───── MATERIAL PROVIDED ─────

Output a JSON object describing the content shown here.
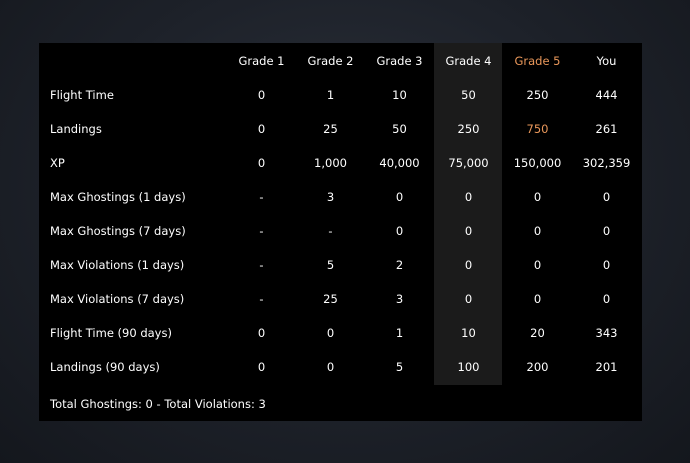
{
  "columns": [
    "Grade 1",
    "Grade 2",
    "Grade 3",
    "Grade 4",
    "Grade 5",
    "You"
  ],
  "rows": [
    {
      "label": "Flight Time",
      "values": [
        "0",
        "1",
        "10",
        "50",
        "250",
        "444"
      ]
    },
    {
      "label": "Landings",
      "values": [
        "0",
        "25",
        "50",
        "250",
        "750",
        "261"
      ]
    },
    {
      "label": "XP",
      "values": [
        "0",
        "1,000",
        "40,000",
        "75,000",
        "150,000",
        "302,359"
      ]
    },
    {
      "label": "Max Ghostings (1 days)",
      "values": [
        "-",
        "3",
        "0",
        "0",
        "0",
        "0"
      ]
    },
    {
      "label": "Max Ghostings (7 days)",
      "values": [
        "-",
        "-",
        "0",
        "0",
        "0",
        "0"
      ]
    },
    {
      "label": "Max Violations (1 days)",
      "values": [
        "-",
        "5",
        "2",
        "0",
        "0",
        "0"
      ]
    },
    {
      "label": "Max Violations (7 days)",
      "values": [
        "-",
        "25",
        "3",
        "0",
        "0",
        "0"
      ]
    },
    {
      "label": "Flight Time (90 days)",
      "values": [
        "0",
        "0",
        "1",
        "10",
        "20",
        "343"
      ]
    },
    {
      "label": "Landings (90 days)",
      "values": [
        "0",
        "0",
        "5",
        "100",
        "200",
        "201"
      ]
    }
  ],
  "footer": "Total Ghostings: 0 - Total Violations: 3",
  "colors": {
    "accent": "#e9975a",
    "panel": "#000000",
    "highlight_column": "#1b1b1b"
  }
}
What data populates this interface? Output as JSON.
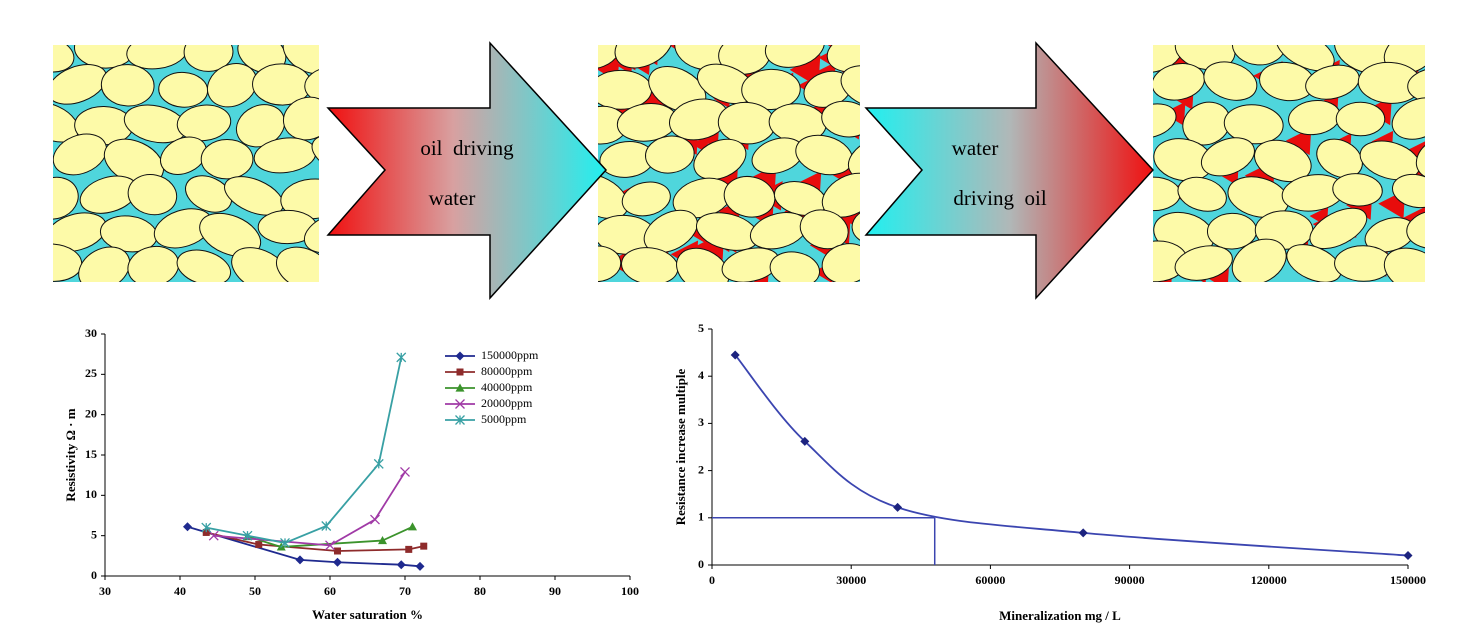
{
  "diagram": {
    "arrows": [
      {
        "label_lines": [
          "oil  driving",
          "water"
        ]
      },
      {
        "label_lines": [
          "water",
          "driving  oil"
        ]
      }
    ]
  },
  "chart_data": [
    {
      "type": "line",
      "xlabel": "Water saturation %",
      "ylabel": "Resistivity Ω · m",
      "xlim": [
        30,
        100
      ],
      "xticks": [
        30,
        40,
        50,
        60,
        70,
        80,
        90,
        100
      ],
      "ylim": [
        0,
        30
      ],
      "yticks": [
        0,
        5,
        10,
        15,
        20,
        25,
        30
      ],
      "legend": "upper right",
      "series": [
        {
          "name": "150000ppm",
          "color": "#1f2a8f",
          "marker": "diamond",
          "x": [
            41,
            56,
            61,
            69.5,
            72
          ],
          "values": [
            6.1,
            2.0,
            1.7,
            1.4,
            1.2
          ]
        },
        {
          "name": "80000ppm",
          "color": "#8e2b2b",
          "marker": "square",
          "x": [
            43.5,
            50.5,
            61,
            70.5,
            72.5
          ],
          "values": [
            5.4,
            3.9,
            3.1,
            3.3,
            3.7
          ]
        },
        {
          "name": "40000ppm",
          "color": "#3b932c",
          "marker": "triangle",
          "x": [
            49,
            53.5,
            67,
            71
          ],
          "values": [
            4.9,
            3.6,
            4.4,
            6.1
          ]
        },
        {
          "name": "20000ppm",
          "color": "#a03aa6",
          "marker": "x",
          "x": [
            44.5,
            60,
            66,
            70
          ],
          "values": [
            5.0,
            3.8,
            7.0,
            12.9
          ]
        },
        {
          "name": "5000ppm",
          "color": "#38a0a4",
          "marker": "star",
          "x": [
            43.5,
            49,
            54,
            59.5,
            66.5,
            69.5
          ],
          "values": [
            6.0,
            5.0,
            4.1,
            6.2,
            13.9,
            27.1
          ]
        }
      ]
    },
    {
      "type": "line",
      "xlabel": "Mineralization mg / L",
      "ylabel": "Resistance increase multiple",
      "xlim": [
        0,
        150000
      ],
      "xticks": [
        0,
        30000,
        60000,
        90000,
        120000,
        150000
      ],
      "ylim": [
        0,
        5
      ],
      "yticks": [
        0,
        1,
        2,
        3,
        4,
        5
      ],
      "smooth": true,
      "reference_x": 48000,
      "reference_y": 1,
      "reference_color": "#3b45b0",
      "series": [
        {
          "color": "#3b45b0",
          "marker_color": "#1c237f",
          "marker": "diamond",
          "x": [
            5000,
            20000,
            40000,
            80000,
            150000
          ],
          "values": [
            4.45,
            2.62,
            1.22,
            0.68,
            0.2
          ]
        }
      ]
    }
  ]
}
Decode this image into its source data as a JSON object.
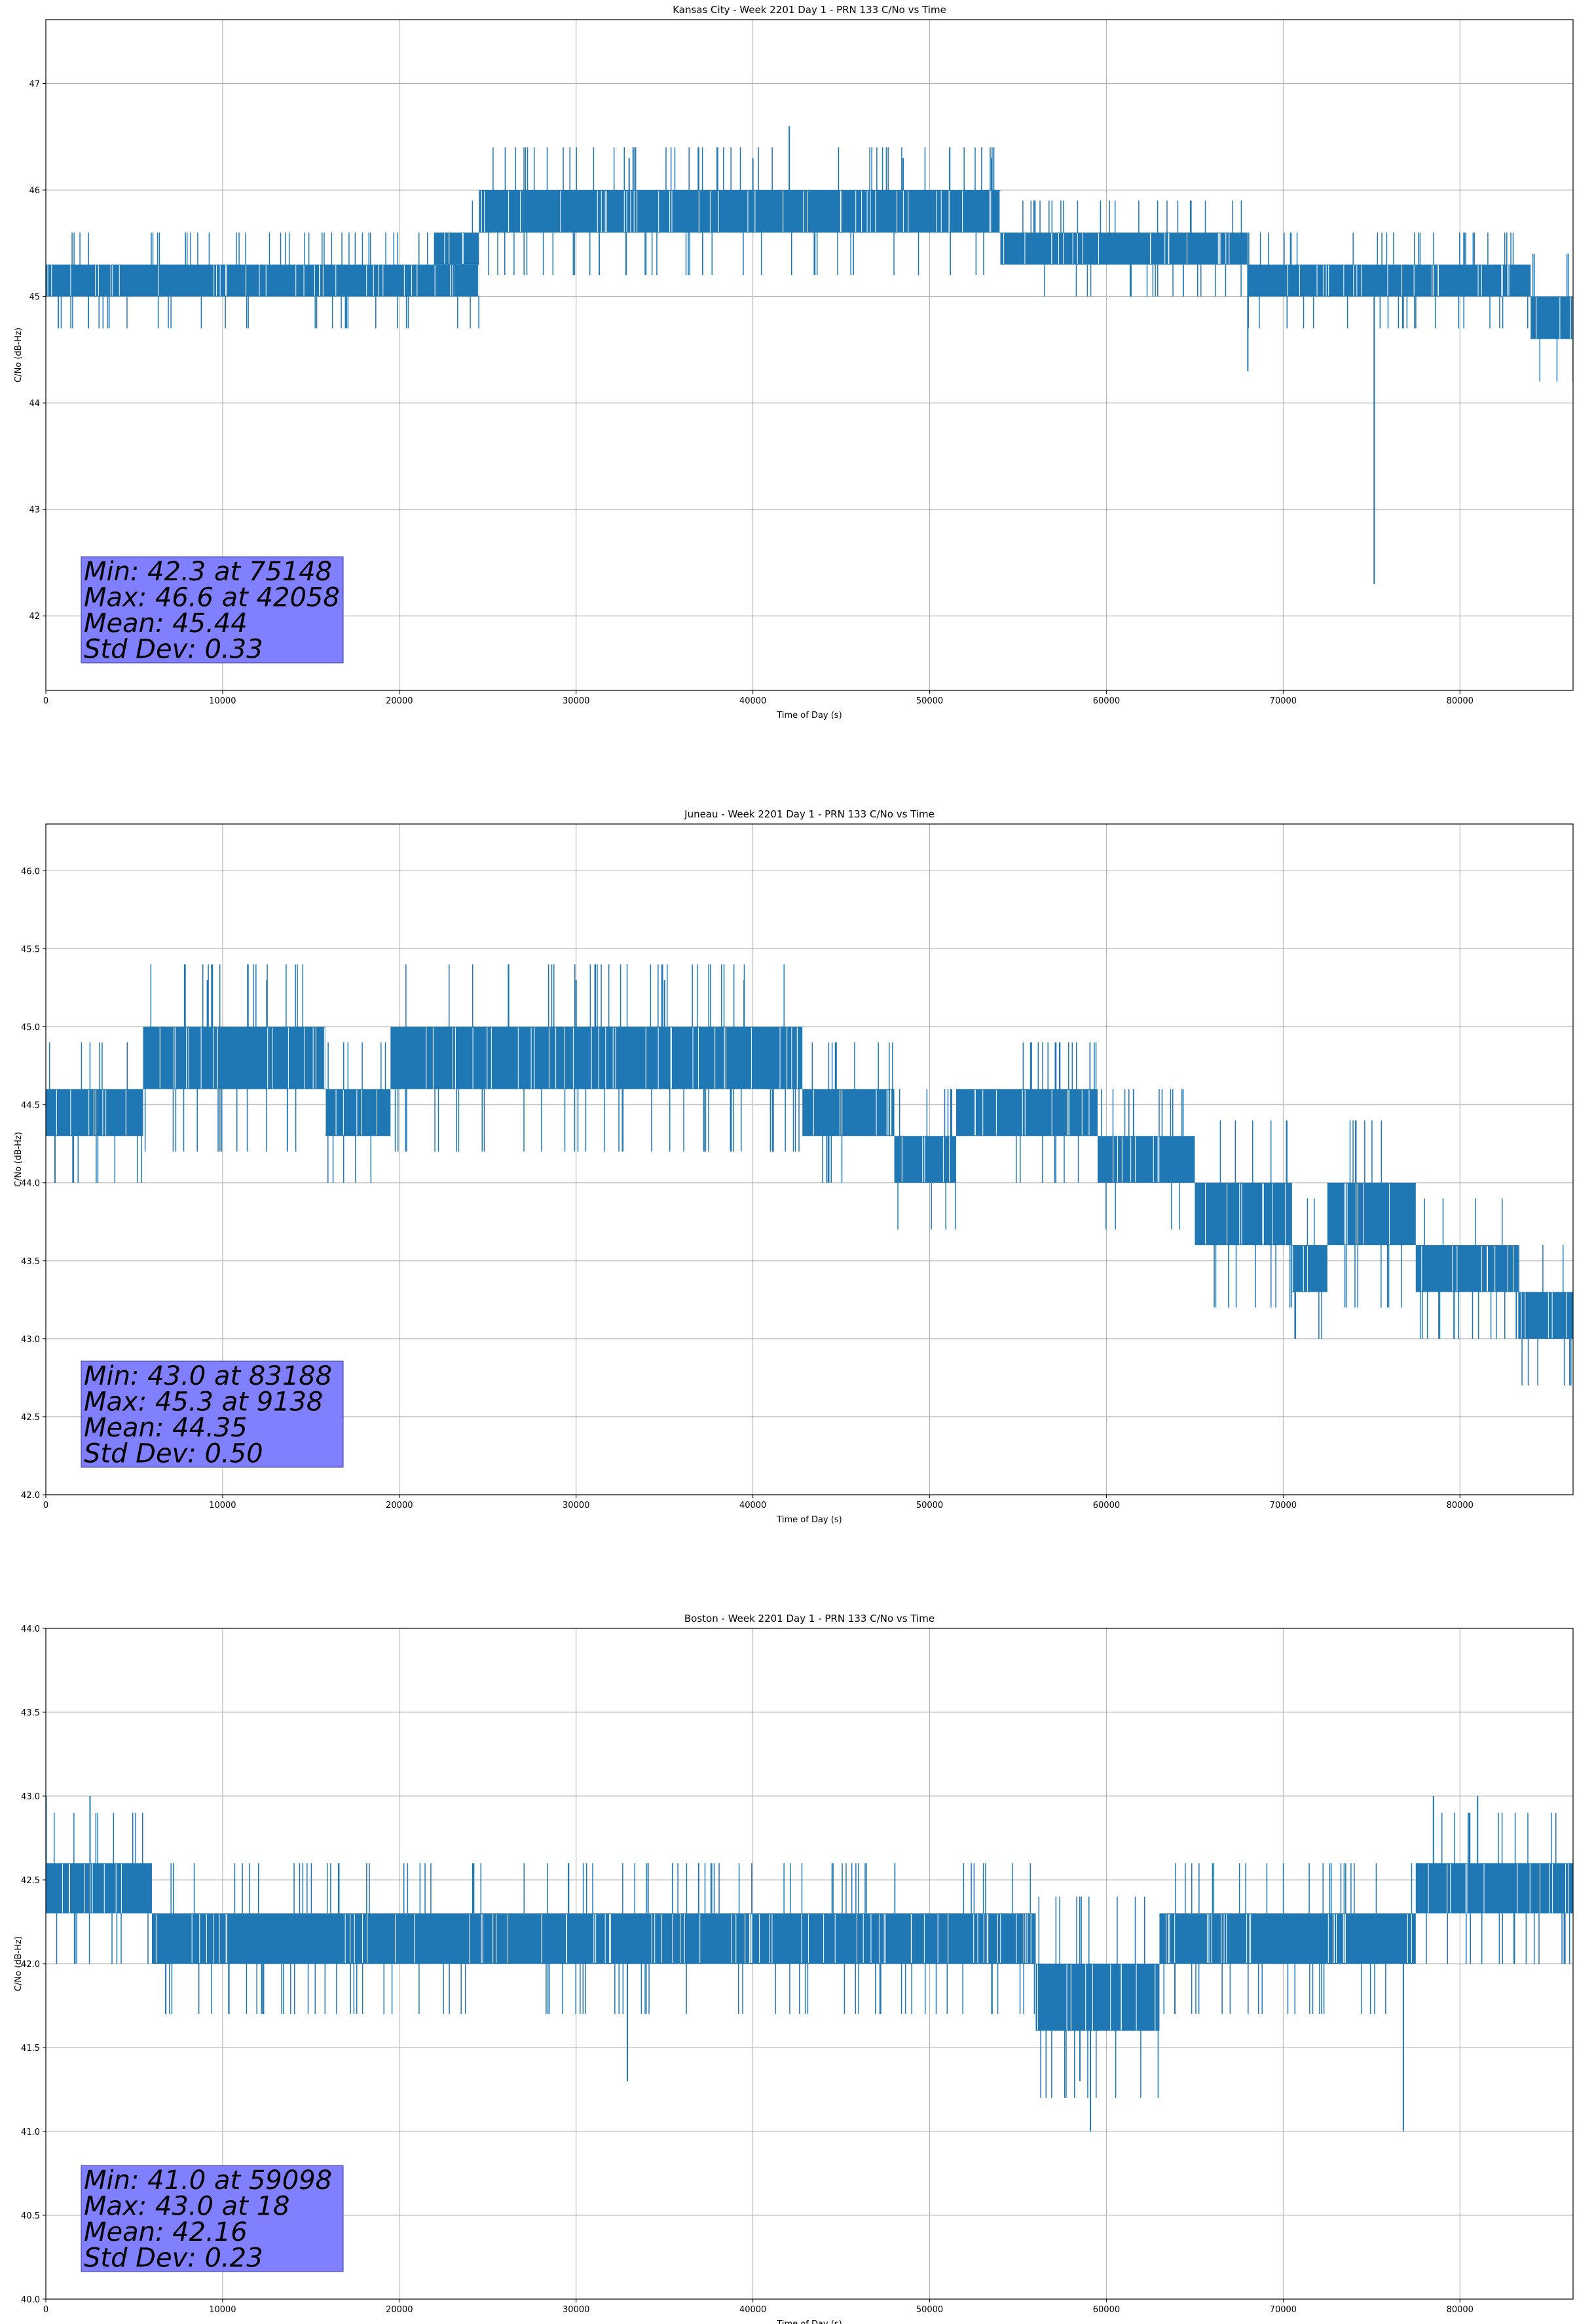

─────

> _EXERCISE AIM_:
Copy each line containing the word "xlabel" from the data.

> _SOLVED PROBLEM_:
      "xlabel": "Water saturation %",
      "xlabel": "Mineralization mg / L",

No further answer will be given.